Problem description » Reproduce all the entries exactly.

## start Entries supplied

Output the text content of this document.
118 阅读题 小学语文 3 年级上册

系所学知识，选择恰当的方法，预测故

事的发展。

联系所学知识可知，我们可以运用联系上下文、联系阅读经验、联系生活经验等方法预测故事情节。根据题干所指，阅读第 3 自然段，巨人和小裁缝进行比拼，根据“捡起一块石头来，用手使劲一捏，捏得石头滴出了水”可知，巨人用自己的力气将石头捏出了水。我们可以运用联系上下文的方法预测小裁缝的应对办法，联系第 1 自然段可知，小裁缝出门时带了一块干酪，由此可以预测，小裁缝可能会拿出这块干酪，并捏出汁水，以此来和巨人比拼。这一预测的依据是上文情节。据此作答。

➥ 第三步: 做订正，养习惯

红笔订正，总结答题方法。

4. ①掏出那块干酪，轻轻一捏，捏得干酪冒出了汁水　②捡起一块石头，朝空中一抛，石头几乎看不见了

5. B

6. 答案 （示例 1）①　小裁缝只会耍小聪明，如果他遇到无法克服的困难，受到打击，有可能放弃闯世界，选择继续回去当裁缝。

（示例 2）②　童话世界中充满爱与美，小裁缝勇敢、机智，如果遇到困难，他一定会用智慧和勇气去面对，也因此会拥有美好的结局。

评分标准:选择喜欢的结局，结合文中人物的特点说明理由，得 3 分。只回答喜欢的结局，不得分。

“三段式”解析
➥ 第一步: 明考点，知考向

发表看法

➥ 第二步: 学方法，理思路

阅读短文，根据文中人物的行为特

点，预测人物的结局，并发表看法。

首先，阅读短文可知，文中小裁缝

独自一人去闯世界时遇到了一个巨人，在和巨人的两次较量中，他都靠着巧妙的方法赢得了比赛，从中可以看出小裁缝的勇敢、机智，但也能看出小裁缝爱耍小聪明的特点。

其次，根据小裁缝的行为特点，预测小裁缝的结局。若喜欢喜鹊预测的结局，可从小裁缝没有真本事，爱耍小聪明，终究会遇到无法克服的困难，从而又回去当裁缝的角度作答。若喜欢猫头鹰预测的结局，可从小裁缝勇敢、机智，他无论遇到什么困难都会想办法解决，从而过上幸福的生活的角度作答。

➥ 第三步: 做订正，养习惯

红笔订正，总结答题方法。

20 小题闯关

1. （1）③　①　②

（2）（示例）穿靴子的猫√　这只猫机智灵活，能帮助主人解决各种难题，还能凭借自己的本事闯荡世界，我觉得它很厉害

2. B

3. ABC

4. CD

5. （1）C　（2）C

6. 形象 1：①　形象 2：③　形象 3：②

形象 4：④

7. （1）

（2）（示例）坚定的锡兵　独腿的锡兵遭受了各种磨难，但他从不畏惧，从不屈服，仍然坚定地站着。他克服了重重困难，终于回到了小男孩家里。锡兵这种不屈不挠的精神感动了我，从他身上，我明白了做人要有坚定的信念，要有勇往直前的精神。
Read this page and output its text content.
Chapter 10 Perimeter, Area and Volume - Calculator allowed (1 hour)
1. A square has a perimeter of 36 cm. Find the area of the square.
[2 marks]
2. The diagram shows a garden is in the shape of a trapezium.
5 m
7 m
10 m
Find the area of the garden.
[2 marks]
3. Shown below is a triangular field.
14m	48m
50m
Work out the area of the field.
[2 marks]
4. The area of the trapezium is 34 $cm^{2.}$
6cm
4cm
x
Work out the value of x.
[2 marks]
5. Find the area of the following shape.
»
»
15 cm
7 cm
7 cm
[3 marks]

## end Entries supplied

Expected answer »
Output the text content of this document.
118 阅读题 小学语文 3 年级上册

系所学知识，选择恰当的方法，预测故

事的发展。

联系所学知识可知，我们可以运用联系上下文、联系阅读经验、联系生活经验等方法预测故事情节。根据题干所指，阅读第 3 自然段，巨人和小裁缝进行比拼，根据“捡起一块石头来，用手使劲一捏，捏得石头滴出了水”可知，巨人用自己的力气将石头捏出了水。我们可以运用联系上下文的方法预测小裁缝的应对办法，联系第 1 自然段可知，小裁缝出门时带了一块干酪，由此可以预测，小裁缝可能会拿出这块干酪，并捏出汁水，以此来和巨人比拼。这一预测的依据是上文情节。据此作答。

➥ 第三步: 做订正，养习惯

红笔订正，总结答题方法。

4. ①掏出那块干酪，轻轻一捏，捏得干酪冒出了汁水　②捡起一块石头，朝空中一抛，石头几乎看不见了

5. B

6. 答案 （示例 1）①　小裁缝只会耍小聪明，如果他遇到无法克服的困难，受到打击，有可能放弃闯世界，选择继续回去当裁缝。

（示例 2）②　童话世界中充满爱与美，小裁缝勇敢、机智，如果遇到困难，他一定会用智慧和勇气去面对，也因此会拥有美好的结局。

评分标准:选择喜欢的结局，结合文中人物的特点说明理由，得 3 分。只回答喜欢的结局，不得分。

“三段式”解析
➥ 第一步: 明考点，知考向

发表看法

➥ 第二步: 学方法，理思路

阅读短文，根据文中人物的行为特

点，预测人物的结局，并发表看法。

首先，阅读短文可知，文中小裁缝

独自一人去闯世界时遇到了一个巨人，在和巨人的两次较量中，他都靠着巧妙的方法赢得了比赛，从中可以看出小裁缝的勇敢、机智，但也能看出小裁缝爱耍小聪明的特点。

其次，根据小裁缝的行为特点，预测小裁缝的结局。若喜欢喜鹊预测的结局，可从小裁缝没有真本事，爱耍小聪明，终究会遇到无法克服的困难，从而又回去当裁缝的角度作答。若喜欢猫头鹰预测的结局，可从小裁缝勇敢、机智，他无论遇到什么困难都会想办法解决，从而过上幸福的生活的角度作答。

➥ 第三步: 做订正，养习惯

红笔订正，总结答题方法。

20 小题闯关

1. （1）③　①　②

（2）（示例）穿靴子的猫√　这只猫机智灵活，能帮助主人解决各种难题，还能凭借自己的本事闯荡世界，我觉得它很厉害

2. B

3. ABC

4. CD

5. （1）C　（2）C

6. 形象 1：①　形象 2：③　形象 3：②

形象 4：④

7. （1）

（2）（示例）坚定的锡兵　独腿的锡兵遭受了各种磨难，但他从不畏惧，从不屈服，仍然坚定地站着。他克服了重重困难，终于回到了小男孩家里。锡兵这种不屈不挠的精神感动了我，从他身上，我明白了做人要有坚定的信念，要有勇往直前的精神。
Read this page and output its text content.
Chapter 10 Perimeter, Area and Volume - Calculator allowed (1 hour)
1. A square has a perimeter of 36 cm. Find the area of the square.
[2 marks]
2. The diagram shows a garden is in the shape of a trapezium.
5 m
7 m
10 m
Find the area of the garden.
[2 marks]
3. Shown below is a triangular field.
14m	48m
50m
Work out the area of the field.
[2 marks]
4. The area of the trapezium is 34 $cm^{2.}$
6cm
4cm
x
Work out the value of x.
[2 marks]
5. Find the area of the following shape.
»
»
15 cm
7 cm
7 cm
[3 marks]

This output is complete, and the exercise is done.